[start EXERCISE DATA]
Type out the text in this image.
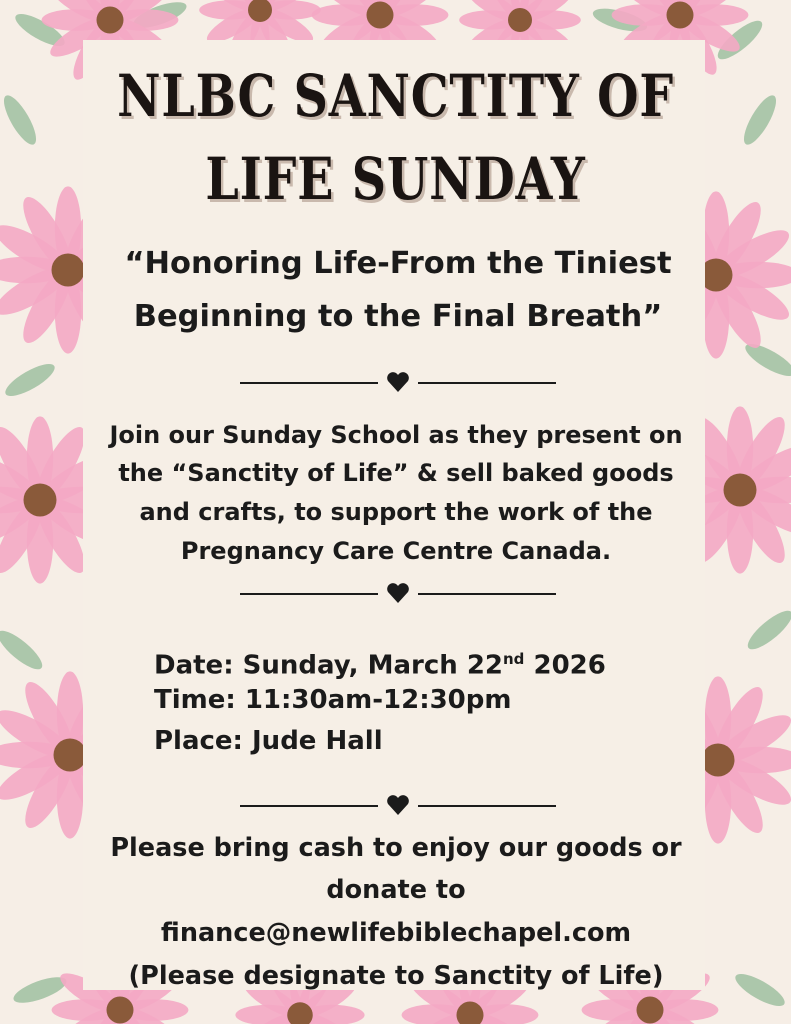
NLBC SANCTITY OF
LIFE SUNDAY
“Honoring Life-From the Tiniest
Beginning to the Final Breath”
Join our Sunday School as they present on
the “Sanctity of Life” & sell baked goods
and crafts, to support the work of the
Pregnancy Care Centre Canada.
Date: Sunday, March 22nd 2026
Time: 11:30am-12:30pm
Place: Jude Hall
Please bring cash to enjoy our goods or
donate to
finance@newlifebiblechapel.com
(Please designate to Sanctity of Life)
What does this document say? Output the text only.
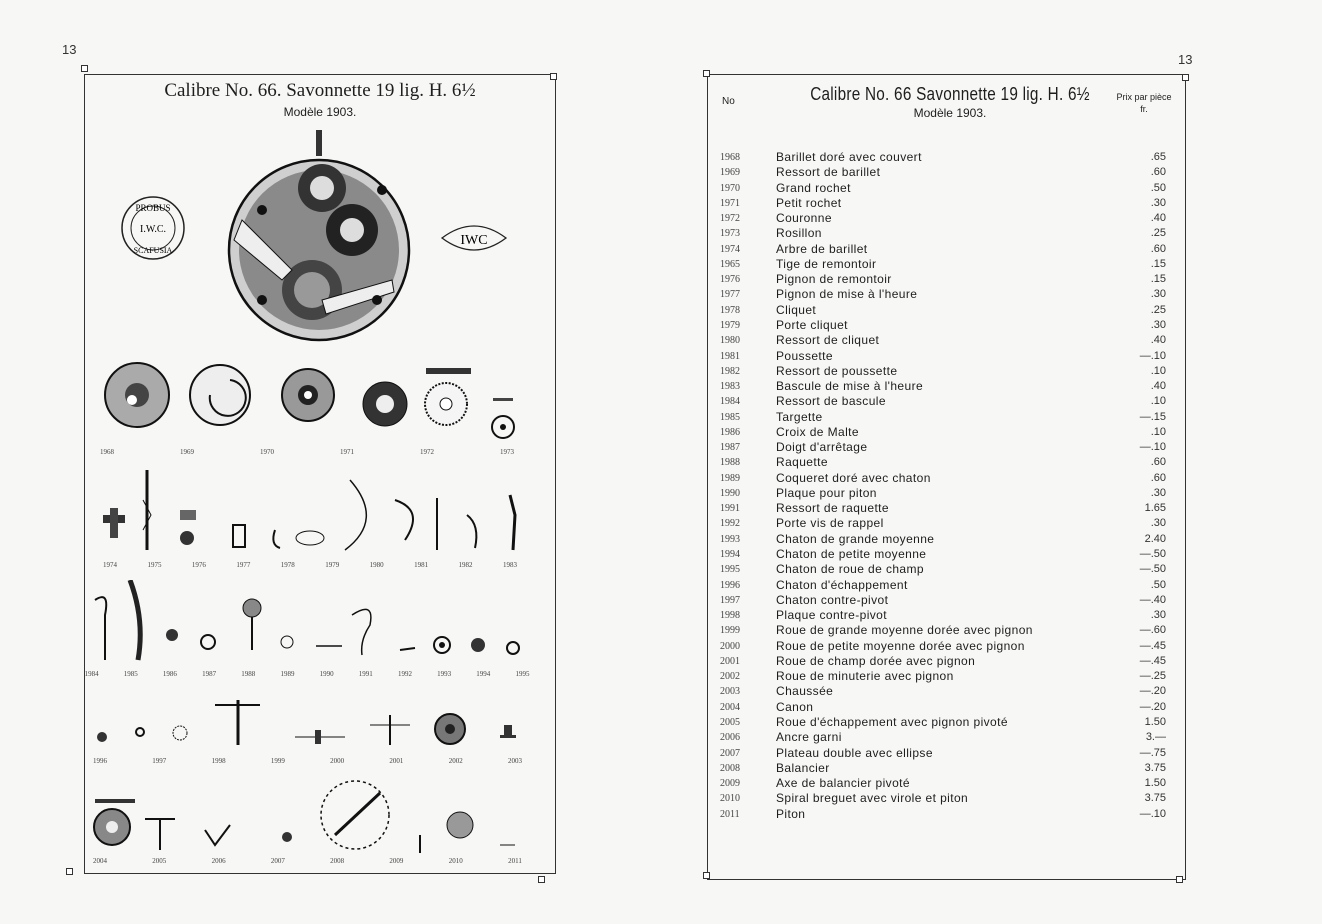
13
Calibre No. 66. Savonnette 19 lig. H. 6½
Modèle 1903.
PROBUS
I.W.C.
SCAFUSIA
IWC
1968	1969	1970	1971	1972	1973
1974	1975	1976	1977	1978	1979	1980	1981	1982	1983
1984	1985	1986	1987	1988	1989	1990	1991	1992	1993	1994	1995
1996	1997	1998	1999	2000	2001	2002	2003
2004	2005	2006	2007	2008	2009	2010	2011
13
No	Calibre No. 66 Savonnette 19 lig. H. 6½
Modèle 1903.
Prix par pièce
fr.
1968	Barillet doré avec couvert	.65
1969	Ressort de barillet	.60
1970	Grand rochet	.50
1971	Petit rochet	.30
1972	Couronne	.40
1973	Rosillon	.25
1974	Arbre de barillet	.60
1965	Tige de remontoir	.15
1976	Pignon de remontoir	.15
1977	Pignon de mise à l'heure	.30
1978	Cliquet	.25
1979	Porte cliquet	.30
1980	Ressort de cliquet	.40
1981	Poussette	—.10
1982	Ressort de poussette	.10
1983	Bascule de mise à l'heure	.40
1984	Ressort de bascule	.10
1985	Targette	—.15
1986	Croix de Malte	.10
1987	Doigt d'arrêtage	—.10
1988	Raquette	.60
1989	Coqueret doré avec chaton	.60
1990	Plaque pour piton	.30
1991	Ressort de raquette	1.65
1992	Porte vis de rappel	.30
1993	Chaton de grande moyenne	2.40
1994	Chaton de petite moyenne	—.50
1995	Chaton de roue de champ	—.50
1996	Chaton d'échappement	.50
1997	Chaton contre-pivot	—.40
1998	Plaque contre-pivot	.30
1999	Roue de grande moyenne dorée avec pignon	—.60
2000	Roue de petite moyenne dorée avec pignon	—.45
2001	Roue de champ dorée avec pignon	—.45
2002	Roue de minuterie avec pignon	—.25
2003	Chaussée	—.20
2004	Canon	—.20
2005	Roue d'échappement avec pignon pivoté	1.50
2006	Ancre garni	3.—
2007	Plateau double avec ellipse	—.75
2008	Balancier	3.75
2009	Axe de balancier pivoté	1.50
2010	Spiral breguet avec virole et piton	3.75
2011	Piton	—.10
[end EXERCISE DATA]
[start EXERCISE DATA]
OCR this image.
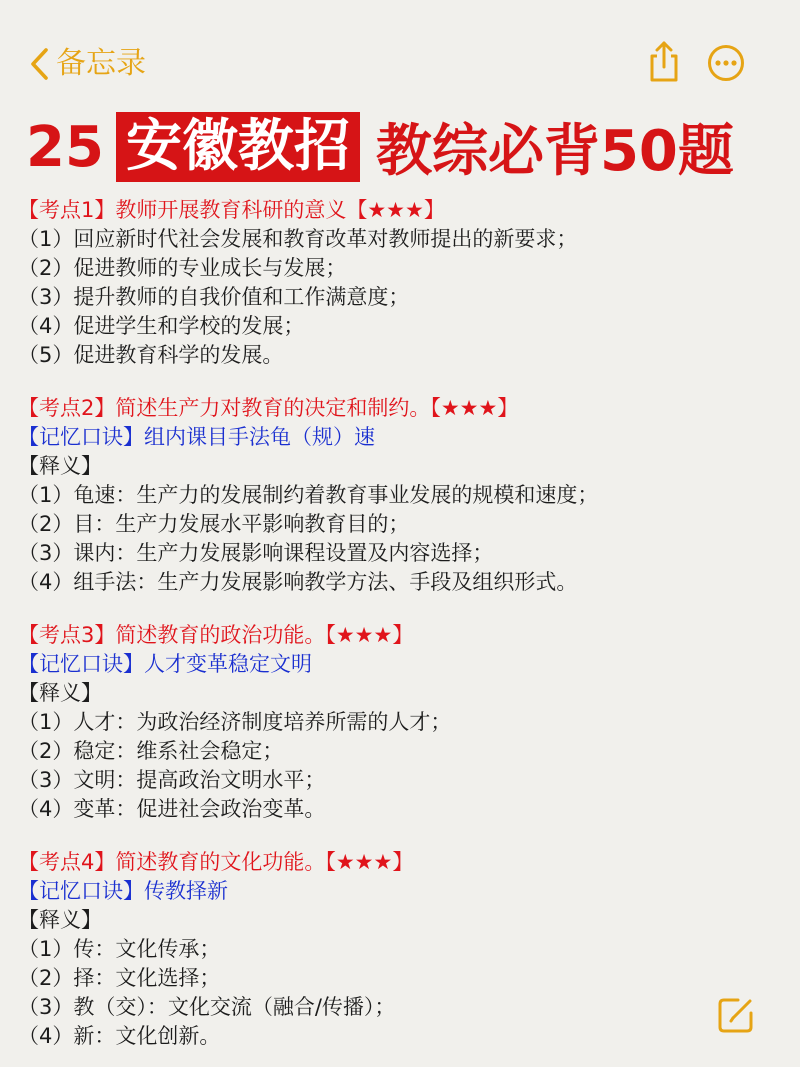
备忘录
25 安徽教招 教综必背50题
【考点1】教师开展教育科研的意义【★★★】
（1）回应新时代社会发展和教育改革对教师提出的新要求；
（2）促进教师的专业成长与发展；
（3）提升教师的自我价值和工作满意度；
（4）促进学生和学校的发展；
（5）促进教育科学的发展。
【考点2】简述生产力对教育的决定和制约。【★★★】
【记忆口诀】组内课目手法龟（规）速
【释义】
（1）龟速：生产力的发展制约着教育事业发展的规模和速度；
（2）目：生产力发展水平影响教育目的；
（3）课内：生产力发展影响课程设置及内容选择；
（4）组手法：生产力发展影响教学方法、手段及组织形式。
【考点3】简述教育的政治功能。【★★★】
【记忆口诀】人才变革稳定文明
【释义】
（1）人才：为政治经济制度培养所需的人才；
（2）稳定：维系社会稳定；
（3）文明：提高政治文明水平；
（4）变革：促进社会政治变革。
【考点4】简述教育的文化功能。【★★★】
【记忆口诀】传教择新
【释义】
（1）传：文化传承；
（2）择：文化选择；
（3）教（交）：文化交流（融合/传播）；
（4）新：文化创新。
[end EXERCISE DATA]
> [WRITTEN EXERCISE]: In the lines above, locate the string "mise". Copy every line where it occurs.

> [FINISHED TASK]:
1977	Pignon de mise à l'heure	.30
1983	Bascule de mise à l'heure	.40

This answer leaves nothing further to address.